§ **Problem to work on**: Copy all of the material word for word, except for the pictures.
-- begin --
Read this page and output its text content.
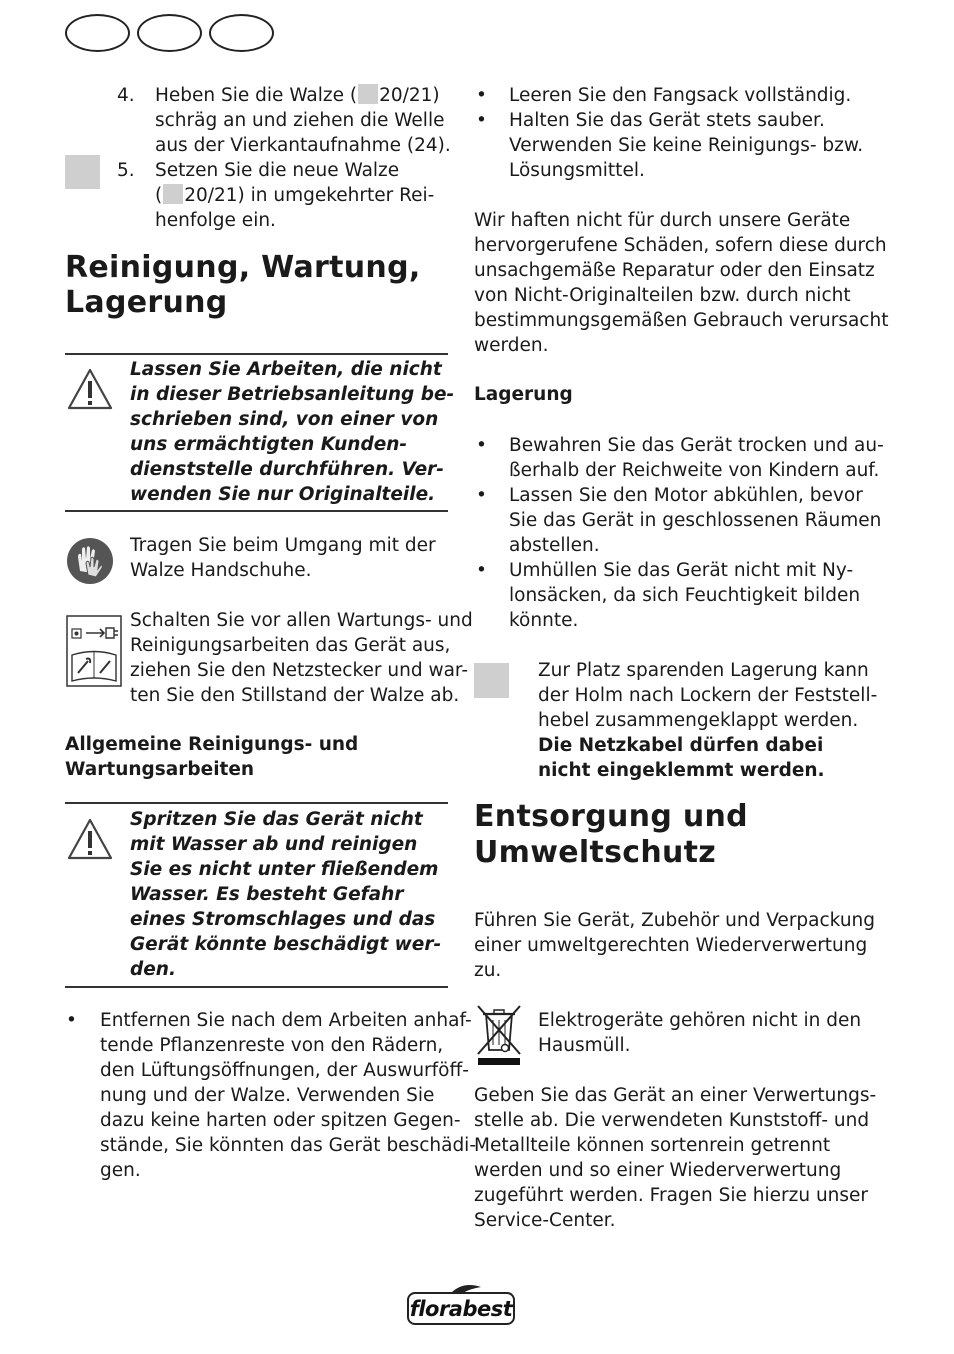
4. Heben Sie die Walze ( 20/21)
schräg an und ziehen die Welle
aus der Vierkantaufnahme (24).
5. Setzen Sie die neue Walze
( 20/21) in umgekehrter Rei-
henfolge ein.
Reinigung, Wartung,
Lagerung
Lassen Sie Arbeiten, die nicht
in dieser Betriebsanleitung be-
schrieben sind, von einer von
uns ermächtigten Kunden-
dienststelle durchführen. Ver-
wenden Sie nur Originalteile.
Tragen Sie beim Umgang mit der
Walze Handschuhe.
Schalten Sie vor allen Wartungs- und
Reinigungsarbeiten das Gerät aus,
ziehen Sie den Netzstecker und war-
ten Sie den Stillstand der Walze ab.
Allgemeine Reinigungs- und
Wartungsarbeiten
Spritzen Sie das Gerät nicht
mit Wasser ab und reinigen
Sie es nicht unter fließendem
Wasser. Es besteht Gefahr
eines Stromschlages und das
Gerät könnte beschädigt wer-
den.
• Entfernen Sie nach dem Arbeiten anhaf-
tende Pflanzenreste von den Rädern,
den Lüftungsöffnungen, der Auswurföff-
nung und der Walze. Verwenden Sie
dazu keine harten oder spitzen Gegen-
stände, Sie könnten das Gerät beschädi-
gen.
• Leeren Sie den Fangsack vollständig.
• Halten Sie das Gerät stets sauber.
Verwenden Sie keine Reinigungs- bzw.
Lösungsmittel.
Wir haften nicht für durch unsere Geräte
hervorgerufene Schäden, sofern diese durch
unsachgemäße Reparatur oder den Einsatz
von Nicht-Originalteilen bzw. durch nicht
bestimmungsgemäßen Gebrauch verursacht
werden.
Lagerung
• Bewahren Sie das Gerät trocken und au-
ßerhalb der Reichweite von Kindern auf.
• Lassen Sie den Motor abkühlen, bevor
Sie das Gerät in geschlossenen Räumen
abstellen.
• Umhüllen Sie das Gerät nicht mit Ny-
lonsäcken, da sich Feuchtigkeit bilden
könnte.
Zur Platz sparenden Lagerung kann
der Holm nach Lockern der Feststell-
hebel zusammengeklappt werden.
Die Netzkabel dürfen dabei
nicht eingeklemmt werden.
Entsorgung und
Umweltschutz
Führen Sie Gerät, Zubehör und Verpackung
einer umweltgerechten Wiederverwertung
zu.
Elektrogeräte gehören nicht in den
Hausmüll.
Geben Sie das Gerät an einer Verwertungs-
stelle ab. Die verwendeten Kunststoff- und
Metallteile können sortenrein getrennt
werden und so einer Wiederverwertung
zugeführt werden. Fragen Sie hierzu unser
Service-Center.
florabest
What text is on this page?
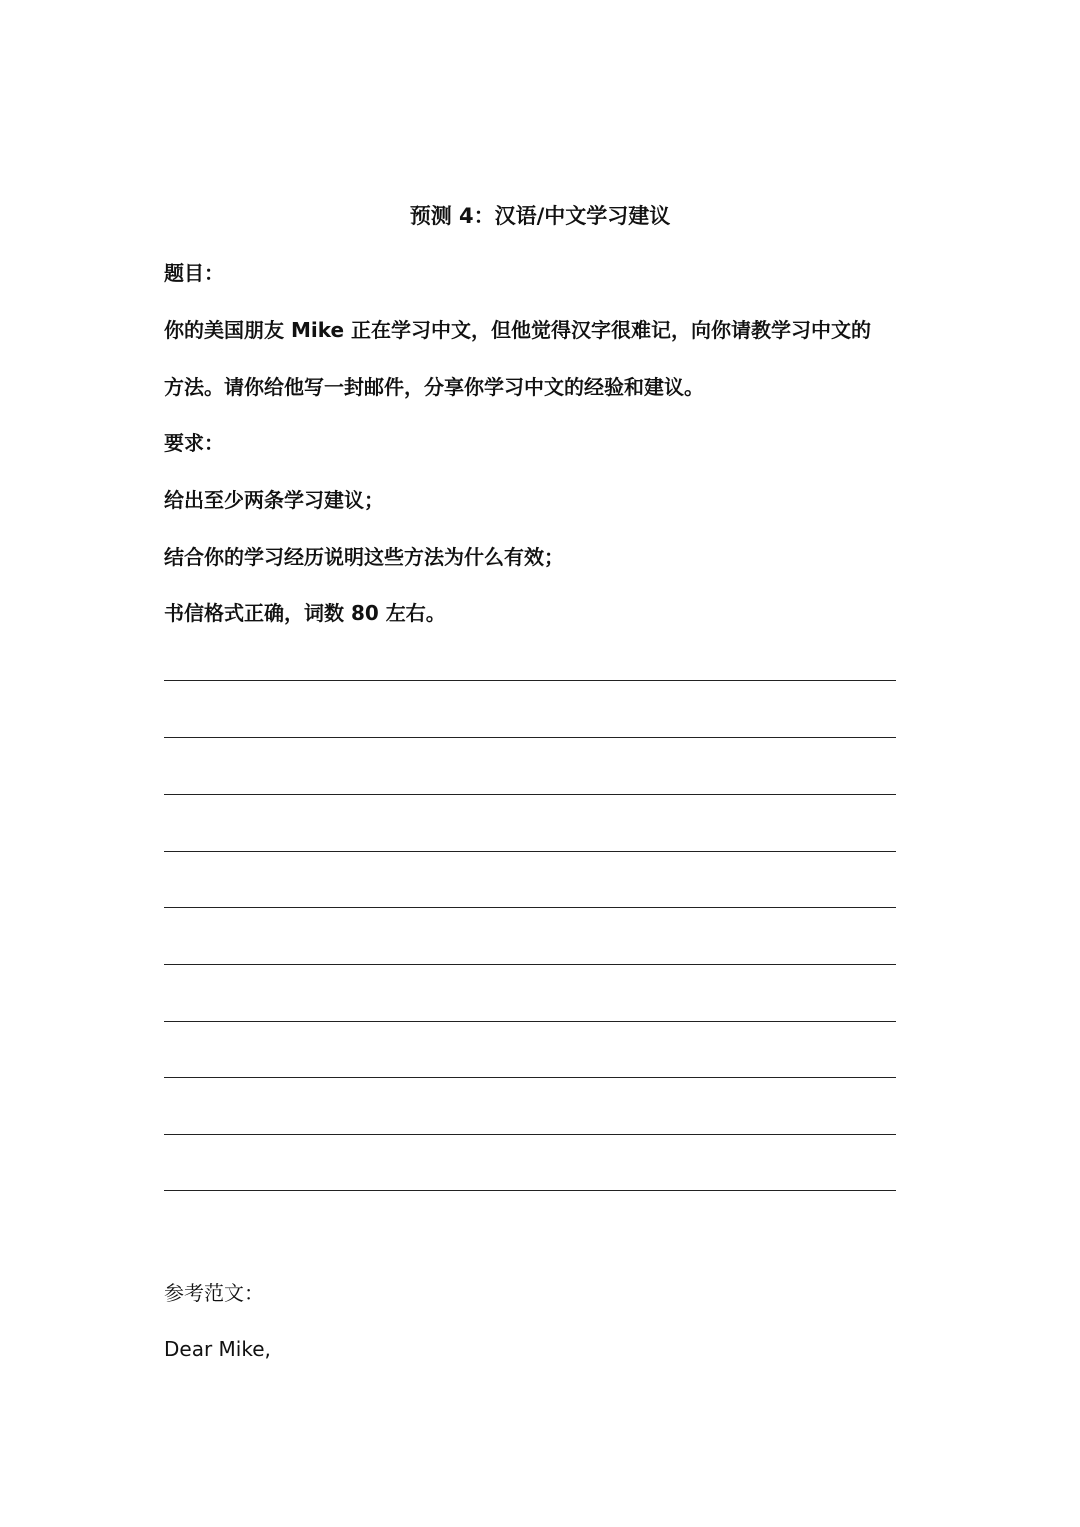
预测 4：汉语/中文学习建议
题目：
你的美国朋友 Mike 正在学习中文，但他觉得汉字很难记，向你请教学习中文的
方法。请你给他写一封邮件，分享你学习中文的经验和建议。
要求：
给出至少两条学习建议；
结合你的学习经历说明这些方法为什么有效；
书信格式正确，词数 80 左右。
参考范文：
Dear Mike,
-- end --
§ **Final result**:
Read this page and output its text content.
4. Heben Sie die Walze ( 20/21)
schräg an und ziehen die Welle
aus der Vierkantaufnahme (24).
5. Setzen Sie die neue Walze
( 20/21) in umgekehrter Rei-
henfolge ein.
Reinigung, Wartung,
Lagerung
Lassen Sie Arbeiten, die nicht
in dieser Betriebsanleitung be-
schrieben sind, von einer von
uns ermächtigten Kunden-
dienststelle durchführen. Ver-
wenden Sie nur Originalteile.
Tragen Sie beim Umgang mit der
Walze Handschuhe.
Schalten Sie vor allen Wartungs- und
Reinigungsarbeiten das Gerät aus,
ziehen Sie den Netzstecker und war-
ten Sie den Stillstand der Walze ab.
Allgemeine Reinigungs- und
Wartungsarbeiten
Spritzen Sie das Gerät nicht
mit Wasser ab und reinigen
Sie es nicht unter fließendem
Wasser. Es besteht Gefahr
eines Stromschlages und das
Gerät könnte beschädigt wer-
den.
• Entfernen Sie nach dem Arbeiten anhaf-
tende Pflanzenreste von den Rädern,
den Lüftungsöffnungen, der Auswurföff-
nung und der Walze. Verwenden Sie
dazu keine harten oder spitzen Gegen-
stände, Sie könnten das Gerät beschädi-
gen.
• Leeren Sie den Fangsack vollständig.
• Halten Sie das Gerät stets sauber.
Verwenden Sie keine Reinigungs- bzw.
Lösungsmittel.
Wir haften nicht für durch unsere Geräte
hervorgerufene Schäden, sofern diese durch
unsachgemäße Reparatur oder den Einsatz
von Nicht-Originalteilen bzw. durch nicht
bestimmungsgemäßen Gebrauch verursacht
werden.
Lagerung
• Bewahren Sie das Gerät trocken und au-
ßerhalb der Reichweite von Kindern auf.
• Lassen Sie den Motor abkühlen, bevor
Sie das Gerät in geschlossenen Räumen
abstellen.
• Umhüllen Sie das Gerät nicht mit Ny-
lonsäcken, da sich Feuchtigkeit bilden
könnte.
Zur Platz sparenden Lagerung kann
der Holm nach Lockern der Feststell-
hebel zusammengeklappt werden.
Die Netzkabel dürfen dabei
nicht eingeklemmt werden.
Entsorgung und
Umweltschutz
Führen Sie Gerät, Zubehör und Verpackung
einer umweltgerechten Wiederverwertung
zu.
Elektrogeräte gehören nicht in den
Hausmüll.
Geben Sie das Gerät an einer Verwertungs-
stelle ab. Die verwendeten Kunststoff- und
Metallteile können sortenrein getrennt
werden und so einer Wiederverwertung
zugeführt werden. Fragen Sie hierzu unser
Service-Center.
florabest
What text is on this page?
预测 4：汉语/中文学习建议
题目：
你的美国朋友 Mike 正在学习中文，但他觉得汉字很难记，向你请教学习中文的
方法。请你给他写一封邮件，分享你学习中文的经验和建议。
要求：
给出至少两条学习建议；
结合你的学习经历说明这些方法为什么有效；
书信格式正确，词数 80 左右。
参考范文：
Dear Mike,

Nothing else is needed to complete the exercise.